═══ RECORD EXCERPTS ═══
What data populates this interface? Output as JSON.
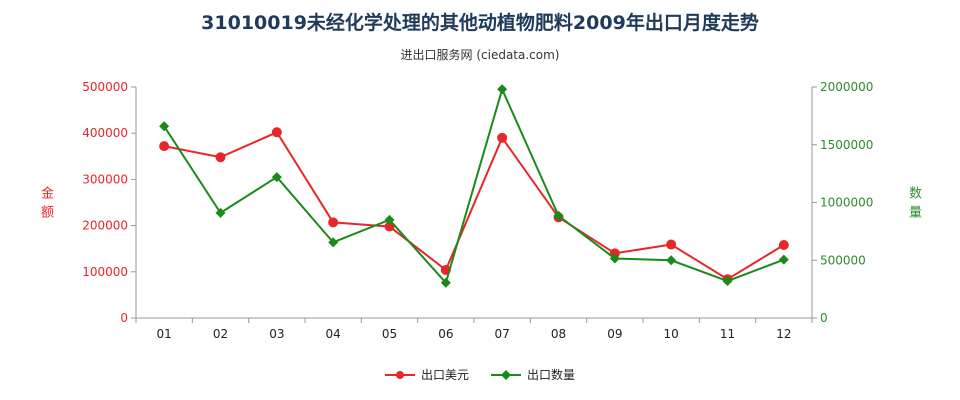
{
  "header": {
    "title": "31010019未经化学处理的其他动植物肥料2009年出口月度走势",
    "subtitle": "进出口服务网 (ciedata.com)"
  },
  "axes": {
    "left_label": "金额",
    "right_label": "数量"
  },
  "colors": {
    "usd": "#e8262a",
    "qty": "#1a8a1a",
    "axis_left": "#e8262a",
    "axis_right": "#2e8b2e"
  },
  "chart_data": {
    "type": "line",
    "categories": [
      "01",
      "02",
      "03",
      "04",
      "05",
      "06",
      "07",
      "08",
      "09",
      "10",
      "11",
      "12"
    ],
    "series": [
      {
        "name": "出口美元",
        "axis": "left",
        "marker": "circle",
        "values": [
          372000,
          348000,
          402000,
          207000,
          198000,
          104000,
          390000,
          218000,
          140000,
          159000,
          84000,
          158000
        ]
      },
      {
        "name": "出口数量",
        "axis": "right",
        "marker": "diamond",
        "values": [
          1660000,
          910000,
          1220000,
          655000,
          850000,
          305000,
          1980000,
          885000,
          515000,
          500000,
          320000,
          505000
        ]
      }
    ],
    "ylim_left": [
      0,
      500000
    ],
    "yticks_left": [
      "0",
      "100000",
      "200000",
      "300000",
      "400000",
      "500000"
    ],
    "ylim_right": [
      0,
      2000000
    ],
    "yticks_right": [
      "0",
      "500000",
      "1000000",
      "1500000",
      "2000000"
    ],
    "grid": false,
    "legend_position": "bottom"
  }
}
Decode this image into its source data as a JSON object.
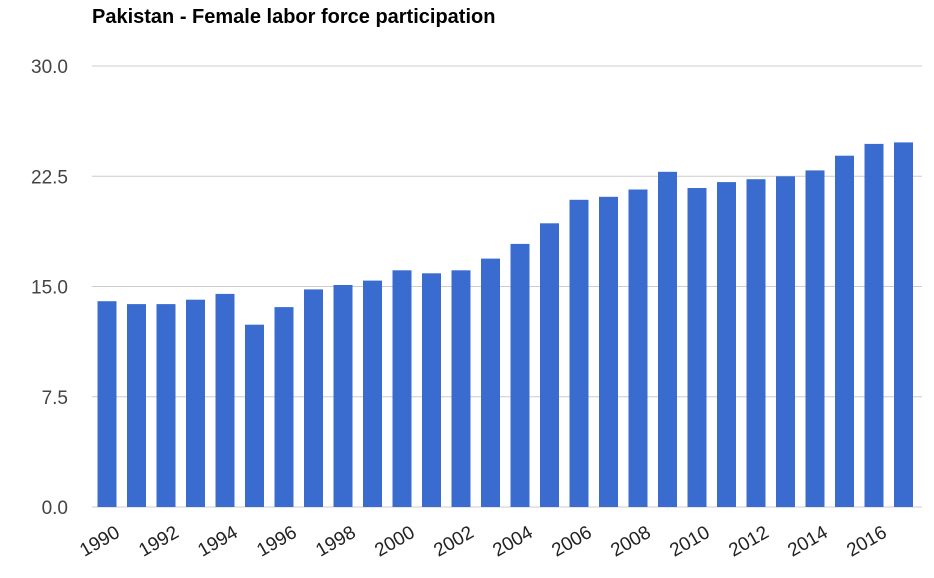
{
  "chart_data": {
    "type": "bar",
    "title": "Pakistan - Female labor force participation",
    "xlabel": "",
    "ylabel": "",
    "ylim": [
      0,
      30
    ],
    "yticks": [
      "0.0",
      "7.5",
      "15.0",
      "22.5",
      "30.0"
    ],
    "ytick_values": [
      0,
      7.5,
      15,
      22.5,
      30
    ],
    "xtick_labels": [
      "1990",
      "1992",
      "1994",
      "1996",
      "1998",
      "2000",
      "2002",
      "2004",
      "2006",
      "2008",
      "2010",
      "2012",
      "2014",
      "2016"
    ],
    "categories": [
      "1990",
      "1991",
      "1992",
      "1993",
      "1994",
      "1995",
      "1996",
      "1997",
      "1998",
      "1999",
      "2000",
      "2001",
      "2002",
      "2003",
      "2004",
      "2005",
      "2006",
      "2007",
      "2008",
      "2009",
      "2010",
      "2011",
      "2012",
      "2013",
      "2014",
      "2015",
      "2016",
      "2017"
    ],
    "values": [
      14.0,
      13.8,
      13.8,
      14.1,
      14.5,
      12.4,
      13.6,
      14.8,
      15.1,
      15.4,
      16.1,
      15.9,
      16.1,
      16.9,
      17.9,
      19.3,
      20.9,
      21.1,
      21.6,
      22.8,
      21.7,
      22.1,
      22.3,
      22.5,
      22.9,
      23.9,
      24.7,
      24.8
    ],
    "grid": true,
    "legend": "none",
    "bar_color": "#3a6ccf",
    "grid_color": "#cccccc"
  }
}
═══
═══ RECORD EXCERPTS ═══
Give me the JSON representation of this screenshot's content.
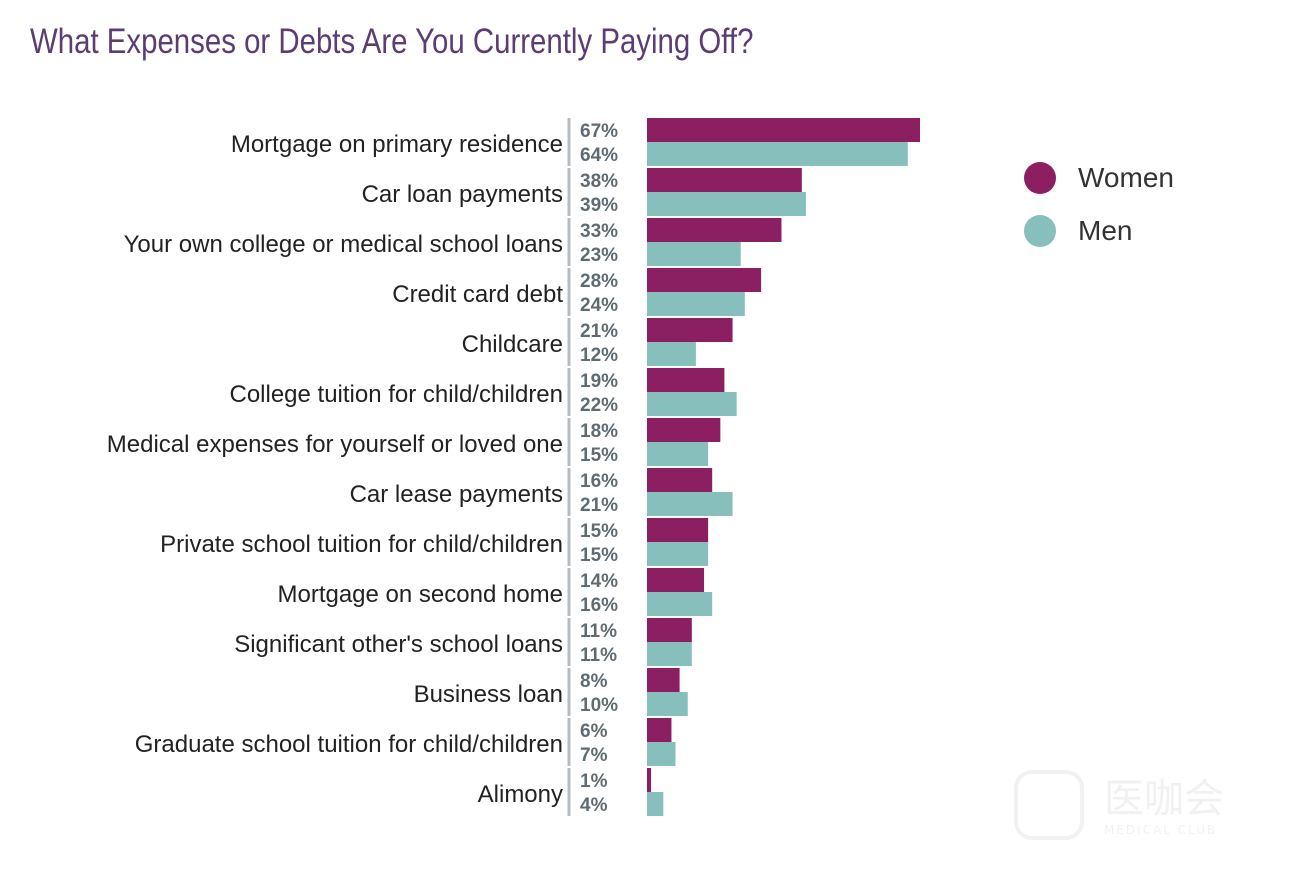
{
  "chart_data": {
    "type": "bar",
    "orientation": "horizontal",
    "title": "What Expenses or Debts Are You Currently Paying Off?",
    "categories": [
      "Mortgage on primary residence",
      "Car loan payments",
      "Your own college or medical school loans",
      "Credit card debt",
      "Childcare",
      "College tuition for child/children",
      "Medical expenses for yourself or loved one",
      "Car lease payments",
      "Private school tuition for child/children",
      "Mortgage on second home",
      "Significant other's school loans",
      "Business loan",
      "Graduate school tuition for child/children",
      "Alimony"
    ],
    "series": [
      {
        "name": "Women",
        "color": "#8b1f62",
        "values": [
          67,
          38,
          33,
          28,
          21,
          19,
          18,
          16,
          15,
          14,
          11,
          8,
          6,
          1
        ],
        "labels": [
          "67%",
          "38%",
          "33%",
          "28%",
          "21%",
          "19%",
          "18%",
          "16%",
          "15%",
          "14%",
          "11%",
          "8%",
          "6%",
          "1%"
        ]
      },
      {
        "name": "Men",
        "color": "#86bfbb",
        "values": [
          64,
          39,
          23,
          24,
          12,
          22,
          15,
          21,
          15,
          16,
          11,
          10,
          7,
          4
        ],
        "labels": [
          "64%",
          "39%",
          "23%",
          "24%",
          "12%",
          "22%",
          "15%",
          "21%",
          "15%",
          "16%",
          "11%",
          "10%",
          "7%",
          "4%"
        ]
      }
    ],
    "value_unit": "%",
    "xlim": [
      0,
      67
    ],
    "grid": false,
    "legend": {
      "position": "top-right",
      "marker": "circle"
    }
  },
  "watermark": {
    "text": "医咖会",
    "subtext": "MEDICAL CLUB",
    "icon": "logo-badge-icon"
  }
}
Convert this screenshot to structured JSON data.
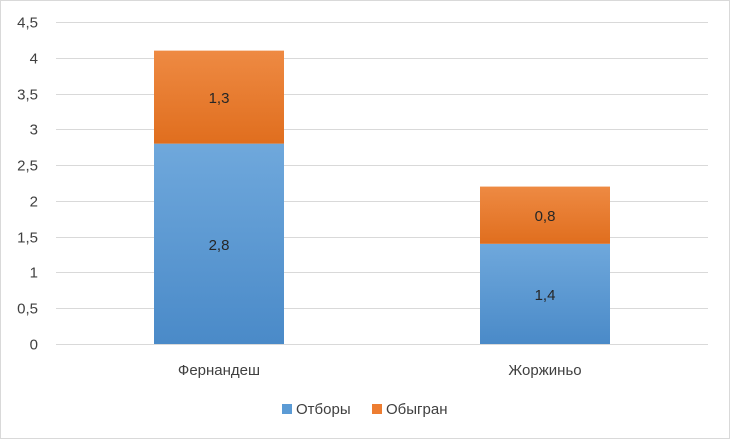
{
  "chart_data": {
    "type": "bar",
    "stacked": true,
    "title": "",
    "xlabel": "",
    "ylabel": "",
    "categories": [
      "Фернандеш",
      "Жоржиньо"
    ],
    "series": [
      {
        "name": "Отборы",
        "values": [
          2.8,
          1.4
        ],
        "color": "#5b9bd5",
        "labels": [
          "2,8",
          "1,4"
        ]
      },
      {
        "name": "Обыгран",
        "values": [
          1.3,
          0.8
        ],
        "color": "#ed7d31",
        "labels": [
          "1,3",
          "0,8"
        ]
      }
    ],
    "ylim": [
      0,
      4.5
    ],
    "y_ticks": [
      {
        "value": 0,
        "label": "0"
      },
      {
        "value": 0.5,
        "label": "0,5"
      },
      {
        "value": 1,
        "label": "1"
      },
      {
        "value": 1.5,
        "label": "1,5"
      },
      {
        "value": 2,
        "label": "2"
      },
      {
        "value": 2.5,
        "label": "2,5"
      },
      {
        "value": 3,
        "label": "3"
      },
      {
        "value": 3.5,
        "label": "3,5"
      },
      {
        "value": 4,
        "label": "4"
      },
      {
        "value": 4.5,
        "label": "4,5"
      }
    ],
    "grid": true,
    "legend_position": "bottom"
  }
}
═══
═══ RECORD EXCERPTS ═══
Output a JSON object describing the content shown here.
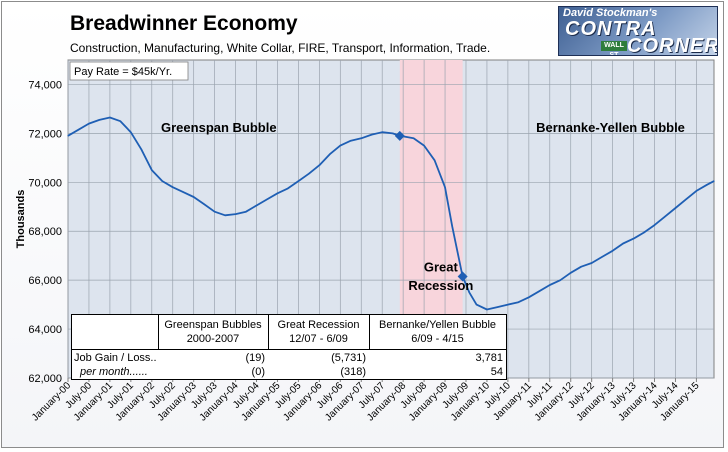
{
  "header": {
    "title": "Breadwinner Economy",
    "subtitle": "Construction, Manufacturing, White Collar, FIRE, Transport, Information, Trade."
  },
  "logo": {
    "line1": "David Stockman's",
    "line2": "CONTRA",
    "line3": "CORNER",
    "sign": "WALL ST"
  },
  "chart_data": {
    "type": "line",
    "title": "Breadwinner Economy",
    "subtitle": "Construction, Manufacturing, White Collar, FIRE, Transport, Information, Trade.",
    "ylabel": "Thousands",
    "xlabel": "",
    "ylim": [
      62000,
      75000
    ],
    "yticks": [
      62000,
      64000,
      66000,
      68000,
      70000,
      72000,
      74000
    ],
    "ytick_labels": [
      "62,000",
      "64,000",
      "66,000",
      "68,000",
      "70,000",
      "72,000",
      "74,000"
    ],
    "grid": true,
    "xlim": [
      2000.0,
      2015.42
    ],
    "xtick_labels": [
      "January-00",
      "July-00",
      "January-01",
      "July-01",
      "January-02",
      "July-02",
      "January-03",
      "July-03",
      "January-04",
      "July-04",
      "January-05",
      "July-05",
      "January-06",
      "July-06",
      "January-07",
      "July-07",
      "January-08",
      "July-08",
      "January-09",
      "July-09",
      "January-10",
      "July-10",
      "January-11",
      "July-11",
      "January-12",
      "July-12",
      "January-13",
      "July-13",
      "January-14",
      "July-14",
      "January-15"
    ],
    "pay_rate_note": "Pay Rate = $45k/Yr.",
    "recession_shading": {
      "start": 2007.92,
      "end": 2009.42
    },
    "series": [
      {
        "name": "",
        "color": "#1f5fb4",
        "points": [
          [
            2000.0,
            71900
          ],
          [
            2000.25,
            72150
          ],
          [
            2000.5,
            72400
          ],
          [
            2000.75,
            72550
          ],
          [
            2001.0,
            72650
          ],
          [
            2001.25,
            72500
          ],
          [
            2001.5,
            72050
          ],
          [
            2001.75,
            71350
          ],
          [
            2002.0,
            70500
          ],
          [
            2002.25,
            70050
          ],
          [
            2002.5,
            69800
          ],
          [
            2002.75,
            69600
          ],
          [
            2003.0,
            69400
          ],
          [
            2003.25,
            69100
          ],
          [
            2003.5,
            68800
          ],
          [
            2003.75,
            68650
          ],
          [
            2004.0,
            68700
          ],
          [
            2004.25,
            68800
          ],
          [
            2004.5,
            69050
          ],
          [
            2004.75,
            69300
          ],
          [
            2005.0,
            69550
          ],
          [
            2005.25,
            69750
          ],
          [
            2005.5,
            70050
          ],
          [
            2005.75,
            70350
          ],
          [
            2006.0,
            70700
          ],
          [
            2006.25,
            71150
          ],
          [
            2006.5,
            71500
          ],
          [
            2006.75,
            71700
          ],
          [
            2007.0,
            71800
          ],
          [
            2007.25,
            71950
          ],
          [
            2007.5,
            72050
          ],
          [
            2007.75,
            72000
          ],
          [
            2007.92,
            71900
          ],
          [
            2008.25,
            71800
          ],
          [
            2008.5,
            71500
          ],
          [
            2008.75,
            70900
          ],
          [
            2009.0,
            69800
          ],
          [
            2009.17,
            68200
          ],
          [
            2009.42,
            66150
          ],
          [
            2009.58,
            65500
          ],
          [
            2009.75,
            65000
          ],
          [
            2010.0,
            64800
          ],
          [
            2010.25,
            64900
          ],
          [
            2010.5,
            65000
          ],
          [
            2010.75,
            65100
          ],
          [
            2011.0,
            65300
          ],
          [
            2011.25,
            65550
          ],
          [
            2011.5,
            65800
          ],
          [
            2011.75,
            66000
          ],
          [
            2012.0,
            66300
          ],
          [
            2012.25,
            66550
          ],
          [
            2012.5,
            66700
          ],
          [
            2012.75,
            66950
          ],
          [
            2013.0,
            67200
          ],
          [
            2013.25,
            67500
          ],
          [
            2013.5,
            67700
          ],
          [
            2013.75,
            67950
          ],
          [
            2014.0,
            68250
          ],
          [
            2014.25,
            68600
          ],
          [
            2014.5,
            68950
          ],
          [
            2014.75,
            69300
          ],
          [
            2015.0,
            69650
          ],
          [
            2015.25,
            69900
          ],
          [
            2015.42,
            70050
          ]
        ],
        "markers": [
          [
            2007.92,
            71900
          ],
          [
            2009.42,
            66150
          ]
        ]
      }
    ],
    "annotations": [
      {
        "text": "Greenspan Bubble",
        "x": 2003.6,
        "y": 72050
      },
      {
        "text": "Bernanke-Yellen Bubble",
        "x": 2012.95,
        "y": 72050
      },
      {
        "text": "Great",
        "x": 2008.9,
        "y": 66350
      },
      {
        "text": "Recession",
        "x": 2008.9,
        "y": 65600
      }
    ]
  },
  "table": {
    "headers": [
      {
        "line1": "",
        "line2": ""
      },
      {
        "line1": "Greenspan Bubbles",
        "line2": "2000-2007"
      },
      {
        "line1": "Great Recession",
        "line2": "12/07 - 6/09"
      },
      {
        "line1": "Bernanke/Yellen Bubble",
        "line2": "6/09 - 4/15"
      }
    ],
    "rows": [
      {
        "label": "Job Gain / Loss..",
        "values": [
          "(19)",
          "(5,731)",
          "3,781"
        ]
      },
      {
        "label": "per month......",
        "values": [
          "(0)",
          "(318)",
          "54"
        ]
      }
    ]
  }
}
═══
[TASK DIRECTIONS]
Pick out each line that holds the string "school".

[SOLUTION BELOW]
      "Your own college or medical school loans",
      "Private school tuition for child/children",
      "Significant other's school loans",
      "Graduate school tuition for child/children",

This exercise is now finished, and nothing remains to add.